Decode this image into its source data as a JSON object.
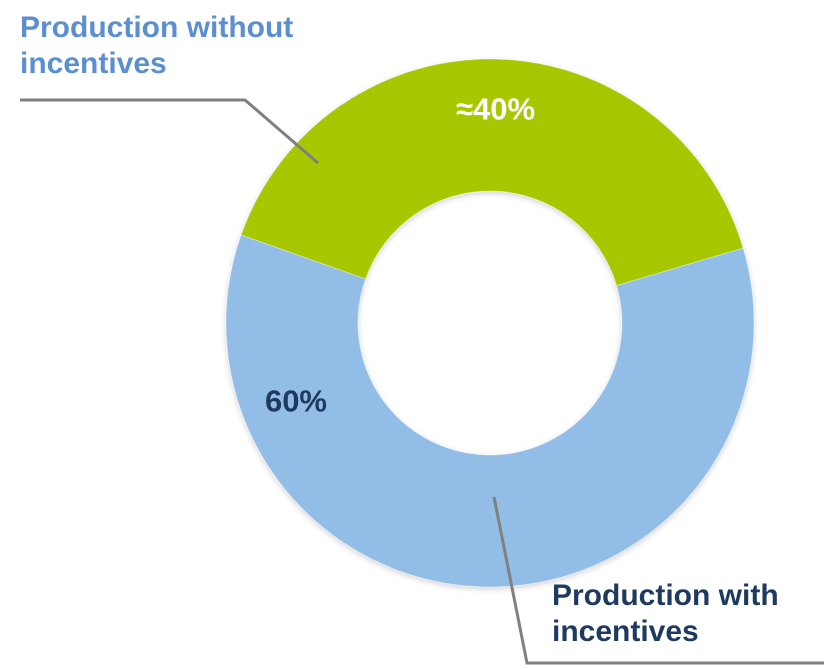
{
  "chart_data": {
    "type": "pie",
    "donut": true,
    "slices": [
      {
        "name": "Production without incentives",
        "value": 60,
        "display": "60%",
        "color": "#92bde7"
      },
      {
        "name": "Production with incentives",
        "value": 40,
        "display": "≈40%",
        "color": "#a7c701"
      }
    ],
    "callouts": {
      "without": {
        "line1": "Production without",
        "line2": "incentives"
      },
      "with": {
        "line1": "Production with",
        "line2": "incentives"
      }
    }
  },
  "colors": {
    "label_blue": "#5b8fd0",
    "label_navy": "#1f3a5f",
    "pct_dark": "#1f3a5f",
    "pct_light": "#ffffff",
    "leader": "#808080"
  }
}
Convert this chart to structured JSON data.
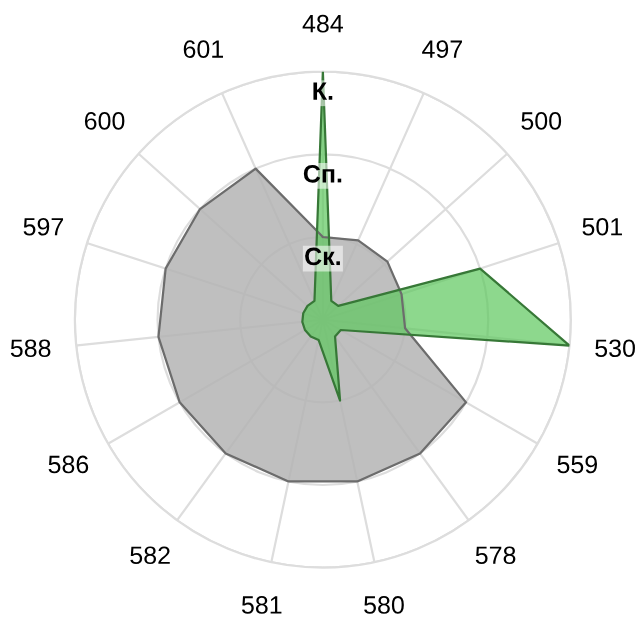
{
  "chart_data": {
    "type": "radar",
    "categories": [
      "484",
      "497",
      "500",
      "501",
      "530",
      "559",
      "578",
      "580",
      "581",
      "582",
      "586",
      "588",
      "597",
      "600",
      "601"
    ],
    "series": [
      {
        "color": "#b4b4b4",
        "values": [
          1.0,
          1.05,
          1.05,
          1.0,
          1.0,
          2.0,
          2.0,
          2.0,
          2.0,
          2.0,
          2.0,
          2.0,
          2.0,
          2.0,
          2.0
        ]
      },
      {
        "color": "#5cc85c",
        "values": [
          3.0,
          0.25,
          0.25,
          2.0,
          3.0,
          0.25,
          0.25,
          1.0,
          0.25,
          0.25,
          0.25,
          0.25,
          0.25,
          0.25,
          0.25
        ]
      }
    ],
    "ylim": [
      0,
      3
    ],
    "yticks": [
      {
        "value": 1,
        "label": "Ск."
      },
      {
        "value": 2,
        "label": "Сп."
      },
      {
        "value": 3,
        "label": "К."
      }
    ],
    "grid": true,
    "legend": false
  }
}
────────
## EXERCISE REQUIREMENTS
Where a line in the material contains "this", copy that line.

## RESPONSE
Decode this image into its source data as a JSON object.
Convert this chart to structured JSON data.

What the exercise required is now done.